GIVEN PROBLEM
Every line containing the word "JSON" needs to be found and copied.

DATA TO PROCESS

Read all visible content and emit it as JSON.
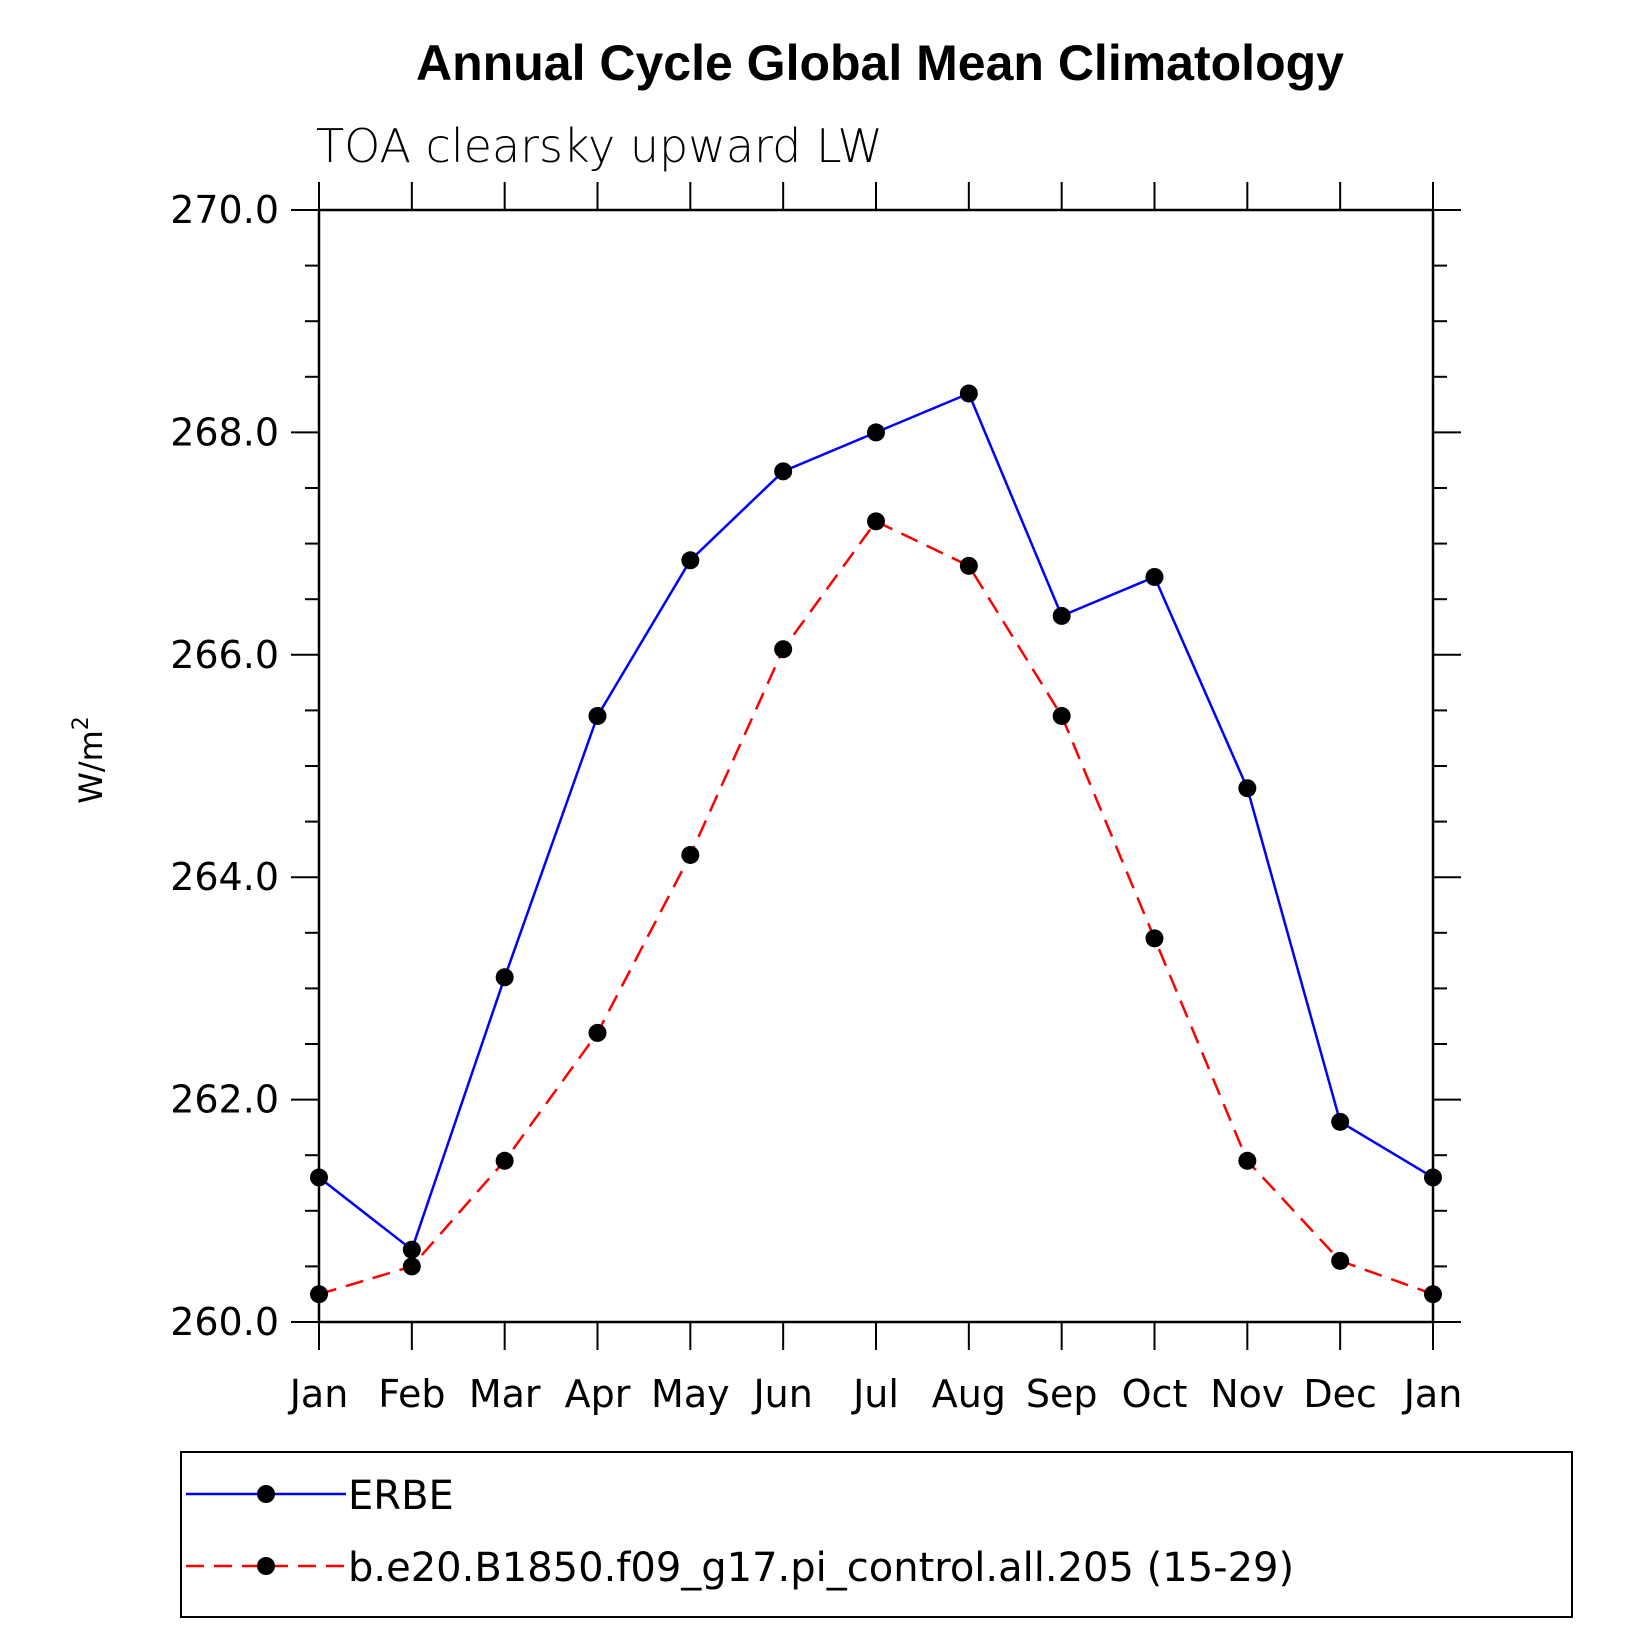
{
  "chart_data": {
    "type": "line",
    "title": "Annual Cycle Global Mean Climatology",
    "subtitle": "TOA clearsky upward LW",
    "xlabel": "",
    "ylabel": "W/m",
    "ylabel_superscript": "2",
    "categories": [
      "Jan",
      "Feb",
      "Mar",
      "Apr",
      "May",
      "Jun",
      "Jul",
      "Aug",
      "Sep",
      "Oct",
      "Nov",
      "Dec",
      "Jan"
    ],
    "ylim": [
      260,
      270
    ],
    "yticks": [
      "260.0",
      "262.0",
      "264.0",
      "266.0",
      "268.0",
      "270.0"
    ],
    "y_minor_step": 0.5,
    "grid": false,
    "legend_position": "bottom",
    "series": [
      {
        "name": "ERBE",
        "color": "#0000ff",
        "line_style": "solid",
        "marker": "filled-circle",
        "values": [
          261.3,
          260.65,
          263.1,
          265.45,
          266.85,
          267.65,
          268.0,
          268.35,
          266.35,
          266.7,
          264.8,
          261.8,
          261.3
        ]
      },
      {
        "name": "b.e20.B1850.f09_g17.pi_control.all.205 (15-29)",
        "color": "#ff0000",
        "line_style": "dashed",
        "marker": "filled-circle",
        "values": [
          260.25,
          260.5,
          261.45,
          262.6,
          264.2,
          266.05,
          267.2,
          266.8,
          265.45,
          263.45,
          261.45,
          260.55,
          260.25
        ]
      }
    ]
  }
}
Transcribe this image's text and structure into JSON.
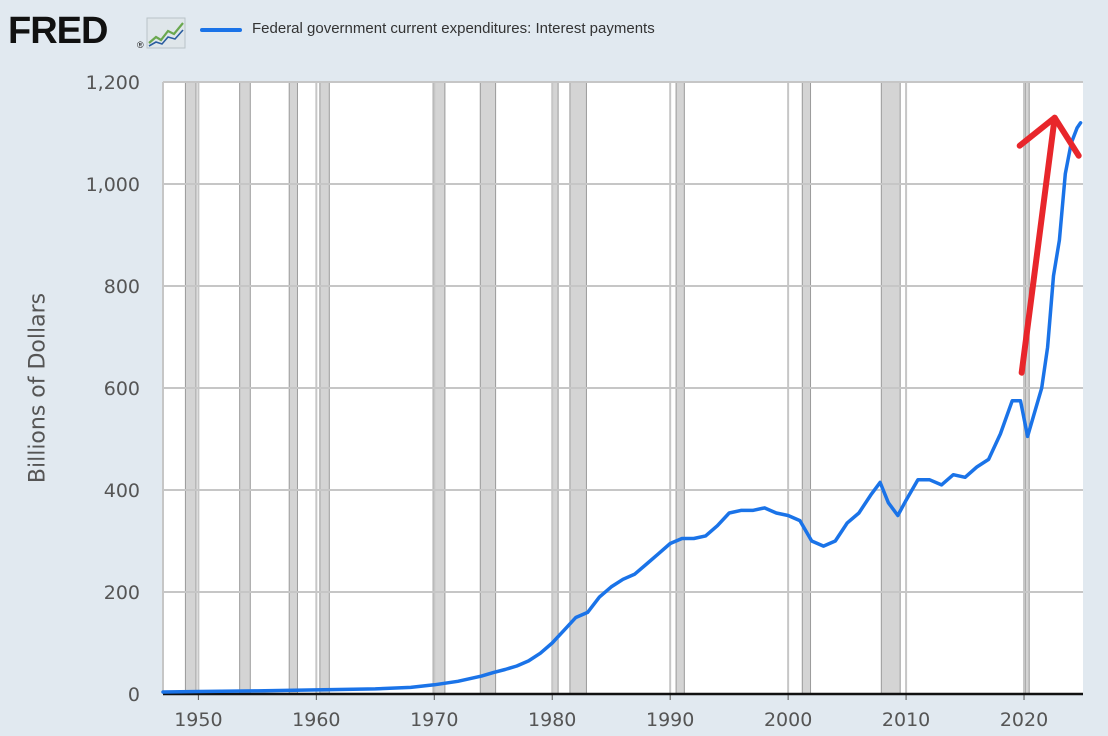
{
  "brand": {
    "logo_text": "FRED",
    "reg_mark": "®"
  },
  "colors": {
    "background": "#e1e9f0",
    "plot_background": "#ffffff",
    "series": "#1a73e8",
    "annotation_arrow": "#e8262b",
    "recession": "#d4d4d4",
    "grid": "#c6c6c6"
  },
  "icons": [
    "fred-sparkline-icon"
  ],
  "chart_data": {
    "type": "line",
    "title": "",
    "xlabel": "",
    "ylabel": "Billions of Dollars",
    "ylim": [
      0,
      1200
    ],
    "xlim": [
      1947,
      2025
    ],
    "grid": true,
    "legend_placement": "top",
    "x_ticks": [
      1950,
      1960,
      1970,
      1980,
      1990,
      2000,
      2010,
      2020
    ],
    "y_ticks": [
      {
        "value": 0,
        "label": "0"
      },
      {
        "value": 200,
        "label": "200"
      },
      {
        "value": 400,
        "label": "400"
      },
      {
        "value": 600,
        "label": "600"
      },
      {
        "value": 800,
        "label": "800"
      },
      {
        "value": 1000,
        "label": "1,000"
      },
      {
        "value": 1200,
        "label": "1,200"
      }
    ],
    "recessions": [
      [
        1948.9,
        1949.8
      ],
      [
        1953.5,
        1954.4
      ],
      [
        1957.7,
        1958.4
      ],
      [
        1960.3,
        1961.1
      ],
      [
        1969.9,
        1970.9
      ],
      [
        1973.9,
        1975.2
      ],
      [
        1980.0,
        1980.5
      ],
      [
        1981.5,
        1982.9
      ],
      [
        1990.5,
        1991.2
      ],
      [
        2001.2,
        2001.9
      ],
      [
        2007.9,
        2009.5
      ],
      [
        2020.1,
        2020.4
      ]
    ],
    "series": [
      {
        "name": "Federal government current expenditures: Interest payments",
        "x": [
          1947,
          1950,
          1955,
          1960,
          1965,
          1968,
          1970,
          1972,
          1974,
          1975,
          1976,
          1977,
          1978,
          1979,
          1980,
          1981,
          1982,
          1983,
          1984,
          1985,
          1986,
          1987,
          1988,
          1989,
          1990,
          1991,
          1992,
          1993,
          1994,
          1995,
          1996,
          1997,
          1998,
          1999,
          2000,
          2001,
          2002,
          2003,
          2004,
          2005,
          2006,
          2007,
          2007.8,
          2008.5,
          2009.3,
          2010,
          2011,
          2012,
          2013,
          2014,
          2015,
          2016,
          2017,
          2018,
          2019,
          2019.7,
          2020.3,
          2020.8,
          2021.5,
          2022,
          2022.5,
          2023,
          2023.5,
          2024,
          2024.5,
          2024.8
        ],
        "values": [
          4,
          5,
          6,
          8,
          10,
          13,
          18,
          25,
          35,
          42,
          48,
          55,
          65,
          80,
          100,
          125,
          150,
          160,
          190,
          210,
          225,
          235,
          255,
          275,
          295,
          305,
          305,
          310,
          330,
          355,
          360,
          360,
          365,
          355,
          350,
          340,
          300,
          290,
          300,
          335,
          355,
          390,
          415,
          375,
          350,
          380,
          420,
          420,
          410,
          430,
          425,
          445,
          460,
          510,
          575,
          575,
          505,
          545,
          600,
          680,
          820,
          890,
          1020,
          1080,
          1110,
          1120
        ]
      }
    ],
    "annotations": [
      {
        "type": "arrow",
        "color": "red",
        "from": [
          2019.8,
          630
        ],
        "to": [
          2022.6,
          1130
        ]
      }
    ]
  }
}
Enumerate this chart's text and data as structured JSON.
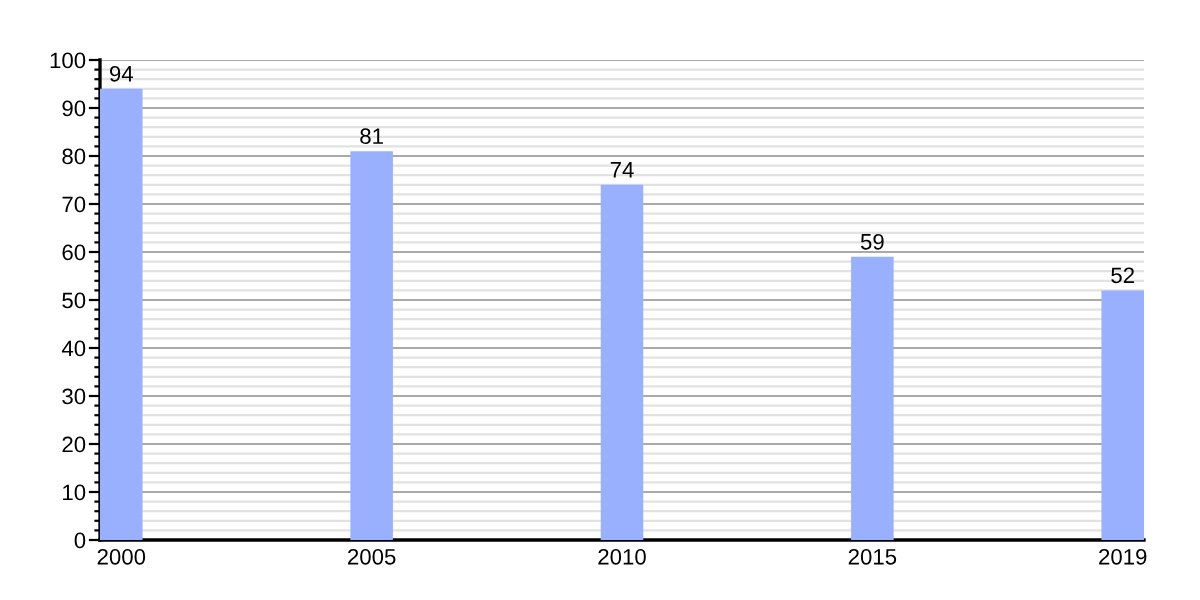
{
  "chart_data": {
    "type": "bar",
    "categories": [
      "2000",
      "2005",
      "2010",
      "2015",
      "2019"
    ],
    "values": [
      94,
      81,
      74,
      59,
      52
    ],
    "color": "#99b0ff",
    "data_labels": true,
    "ylim": [
      0,
      100
    ],
    "yticks": [
      0,
      {
        "value": 2,
        "label": null
      },
      {
        "value": 4,
        "label": null
      },
      {
        "value": 6,
        "label": null
      },
      {
        "value": 8,
        "label": null
      },
      10,
      {
        "value": 12,
        "label": null
      },
      {
        "value": 14,
        "label": null
      },
      {
        "value": 16,
        "label": null
      },
      {
        "value": 18,
        "label": null
      },
      20,
      {
        "value": 22,
        "label": null
      },
      {
        "value": 24,
        "label": null
      },
      {
        "value": 26,
        "label": null
      },
      {
        "value": 28,
        "label": null
      },
      30,
      {
        "value": 32,
        "label": null
      },
      {
        "value": 34,
        "label": null
      },
      {
        "value": 36,
        "label": null
      },
      {
        "value": 38,
        "label": null
      },
      40,
      {
        "value": 42,
        "label": null
      },
      {
        "value": 44,
        "label": null
      },
      {
        "value": 46,
        "label": null
      },
      {
        "value": 48,
        "label": null
      },
      50,
      {
        "value": 52,
        "label": null
      },
      {
        "value": 54,
        "label": null
      },
      {
        "value": 56,
        "label": null
      },
      {
        "value": 58,
        "label": null
      },
      60,
      {
        "value": 62,
        "label": null
      },
      {
        "value": 64,
        "label": null
      },
      {
        "value": 66,
        "label": null
      },
      {
        "value": 68,
        "label": null
      },
      70,
      {
        "value": 72,
        "label": null
      },
      {
        "value": 74,
        "label": null
      },
      {
        "value": 76,
        "label": null
      },
      {
        "value": 78,
        "label": null
      },
      80,
      {
        "value": 82,
        "label": null
      },
      {
        "value": 84,
        "label": null
      },
      {
        "value": 86,
        "label": null
      },
      {
        "value": 88,
        "label": null
      },
      90,
      {
        "value": 92,
        "label": null
      },
      {
        "value": 94,
        "label": null
      },
      {
        "value": 96,
        "label": null
      },
      {
        "value": 98,
        "label": null
      },
      100
    ],
    "grid": "y"
  }
}
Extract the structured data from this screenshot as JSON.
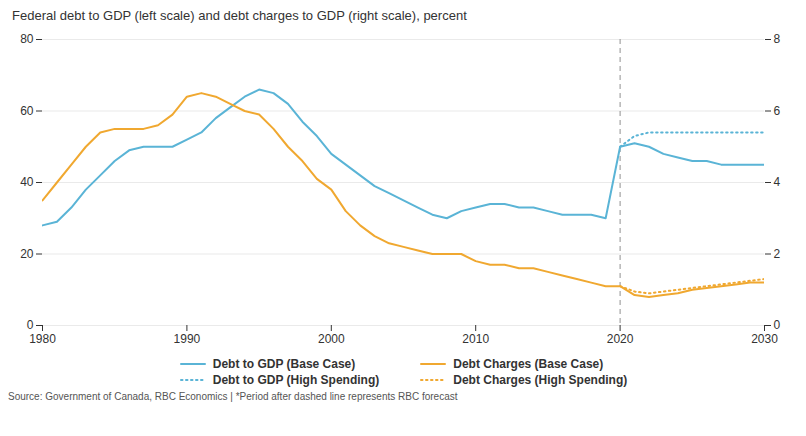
{
  "chart_data": {
    "type": "line",
    "title": "Federal debt to GDP (left scale) and debt charges to GDP (right scale), percent",
    "xlim": [
      1980,
      2030
    ],
    "xticks": [
      1980,
      1990,
      2000,
      2010,
      2020,
      2030
    ],
    "ylim": [
      0,
      80
    ],
    "yticks": [
      0,
      20,
      40,
      60,
      80
    ],
    "y2lim": [
      0,
      8
    ],
    "y2ticks": [
      0,
      2,
      4,
      6,
      8
    ],
    "grid": true,
    "legend": "bottom",
    "annotations": [
      {
        "x": 2020,
        "line_style": "dashed"
      },
      {
        "text": "Source: Government of Canada, RBC Economics | *Period after dashed line represents RBC forecast"
      }
    ],
    "series": [
      {
        "name": "Debt to GDP (Base Case)",
        "color": "#5ab4d6",
        "line_style": "solid",
        "axis": "y",
        "x": [
          1980,
          1981,
          1982,
          1983,
          1984,
          1985,
          1986,
          1987,
          1988,
          1989,
          1990,
          1991,
          1992,
          1993,
          1994,
          1995,
          1996,
          1997,
          1998,
          1999,
          2000,
          2001,
          2002,
          2003,
          2004,
          2005,
          2006,
          2007,
          2008,
          2009,
          2010,
          2011,
          2012,
          2013,
          2014,
          2015,
          2016,
          2017,
          2018,
          2019,
          2020,
          2021,
          2022,
          2023,
          2024,
          2025,
          2026,
          2027,
          2028,
          2029,
          2030
        ],
        "values": [
          28,
          29,
          33,
          38,
          42,
          46,
          49,
          50,
          50,
          50,
          52,
          54,
          58,
          61,
          64,
          66,
          65,
          62,
          57,
          53,
          48,
          45,
          42,
          39,
          37,
          35,
          33,
          31,
          30,
          32,
          33,
          34,
          34,
          33,
          33,
          32,
          31,
          31,
          31,
          30,
          50,
          51,
          50,
          48,
          47,
          46,
          46,
          45,
          45,
          45,
          45
        ]
      },
      {
        "name": "Debt to GDP (High Spending)",
        "color": "#5ab4d6",
        "line_style": "dotted",
        "axis": "y",
        "x": [
          2020,
          2021,
          2022,
          2023,
          2024,
          2025,
          2026,
          2027,
          2028,
          2029,
          2030
        ],
        "values": [
          50,
          53,
          54,
          54,
          54,
          54,
          54,
          54,
          54,
          54,
          54
        ]
      },
      {
        "name": "Debt Charges (Base Case)",
        "color": "#f0a830",
        "line_style": "solid",
        "axis": "y2",
        "x": [
          1980,
          1981,
          1982,
          1983,
          1984,
          1985,
          1986,
          1987,
          1988,
          1989,
          1990,
          1991,
          1992,
          1993,
          1994,
          1995,
          1996,
          1997,
          1998,
          1999,
          2000,
          2001,
          2002,
          2003,
          2004,
          2005,
          2006,
          2007,
          2008,
          2009,
          2010,
          2011,
          2012,
          2013,
          2014,
          2015,
          2016,
          2017,
          2018,
          2019,
          2020,
          2021,
          2022,
          2023,
          2024,
          2025,
          2026,
          2027,
          2028,
          2029,
          2030
        ],
        "values": [
          3.5,
          4.0,
          4.5,
          5.0,
          5.4,
          5.5,
          5.5,
          5.5,
          5.6,
          5.9,
          6.4,
          6.5,
          6.4,
          6.2,
          6.0,
          5.9,
          5.5,
          5.0,
          4.6,
          4.1,
          3.8,
          3.2,
          2.8,
          2.5,
          2.3,
          2.2,
          2.1,
          2.0,
          2.0,
          2.0,
          1.8,
          1.7,
          1.7,
          1.6,
          1.6,
          1.5,
          1.4,
          1.3,
          1.2,
          1.1,
          1.1,
          0.85,
          0.8,
          0.85,
          0.9,
          1.0,
          1.05,
          1.1,
          1.15,
          1.2,
          1.2
        ]
      },
      {
        "name": "Debt Charges (High Spending)",
        "color": "#f0a830",
        "line_style": "dotted",
        "axis": "y2",
        "x": [
          2020,
          2021,
          2022,
          2023,
          2024,
          2025,
          2026,
          2027,
          2028,
          2029,
          2030
        ],
        "values": [
          1.1,
          0.95,
          0.9,
          0.95,
          1.0,
          1.05,
          1.1,
          1.15,
          1.2,
          1.25,
          1.3
        ]
      }
    ]
  }
}
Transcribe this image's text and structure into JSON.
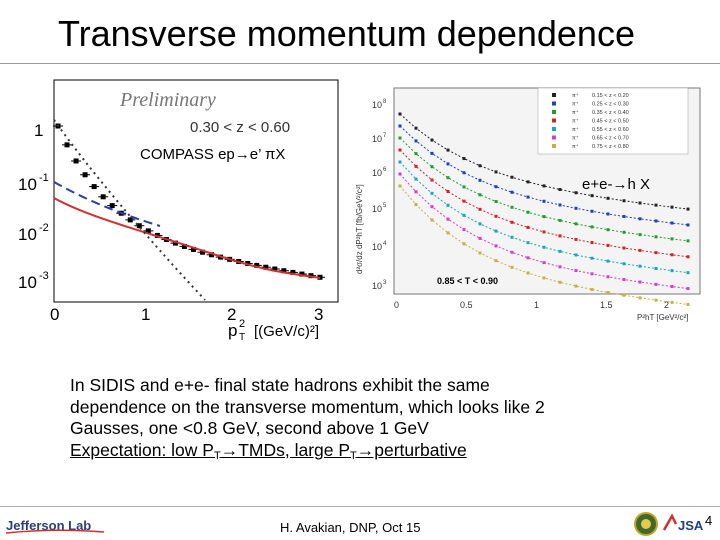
{
  "slide": {
    "title": "Transverse momentum dependence",
    "label_compass": "COMPASS  ep→e’ πX",
    "label_epem": "e+e-→h X",
    "body": {
      "line1": "In SIDIS and e+e- final state hadrons exhibit the same",
      "line2": "dependence on the transverse momentum, which looks like 2",
      "line3": "Gausses, one <0.8 GeV, second above 1 GeV",
      "exp_a": "Expectation: low P",
      "exp_sub1": "T",
      "exp_b": "→TMDs, large P",
      "exp_sub2": "T",
      "exp_c": "→perturbative"
    },
    "footer": "H. Avakian, DNP,  Oct 15",
    "page_number": "4"
  },
  "left_plot": {
    "preliminary": "Preliminary",
    "z_range": "0.30 < z < 0.60",
    "y_ticks": [
      "1",
      "10",
      "10",
      "10"
    ],
    "y_exponents": [
      "",
      "-1",
      "-2",
      "-3"
    ],
    "x_ticks": [
      "0",
      "1",
      "2",
      "3"
    ],
    "x_label": "p",
    "x_label_sup": "2",
    "x_label_sub": "T",
    "x_label_unit": "[(GeV/c)²]"
  },
  "right_plot": {
    "y_label": "d²σ/dz dP²hT [fb/GeV²/c²]",
    "x_label": "P²hT [GeV²/c²]",
    "y_ticks": [
      "10",
      "10",
      "10",
      "10",
      "10",
      "10"
    ],
    "y_exponents": [
      "8",
      "7",
      "6",
      "5",
      "4",
      "3"
    ],
    "x_ticks": [
      "0",
      "0.5",
      "1",
      "1.5",
      "2"
    ],
    "t_range": "0.85 < T < 0.90",
    "legend": [
      "0.15 < z < 0.20",
      "0.25 < z < 0.30",
      "0.35 < z < 0.40",
      "0.45 < z < 0.50",
      "0.55 < z < 0.60",
      "0.65 < z < 0.70",
      "0.75 < z < 0.80"
    ],
    "legend_prefix": "π⁺"
  },
  "logos": {
    "jlab": "Jefferson Lab",
    "jsa": "JSA"
  },
  "colors": {
    "series": [
      "#222222",
      "#1a3fbf",
      "#1f9e2a",
      "#d62020",
      "#16a8b8",
      "#d93cc6",
      "#c8b040"
    ],
    "compass_fit": "#d32f2f",
    "compass_gauss1": "#2a3fa8"
  }
}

TASK RESULT
Read all visible content and emit it as JSON.
Transcribe this image's text and structure into JSON.
Enumerate this chart's text and data as structured JSON.
Extract the structured data from this screenshot as JSON.
Transcribe this image's text and structure into JSON.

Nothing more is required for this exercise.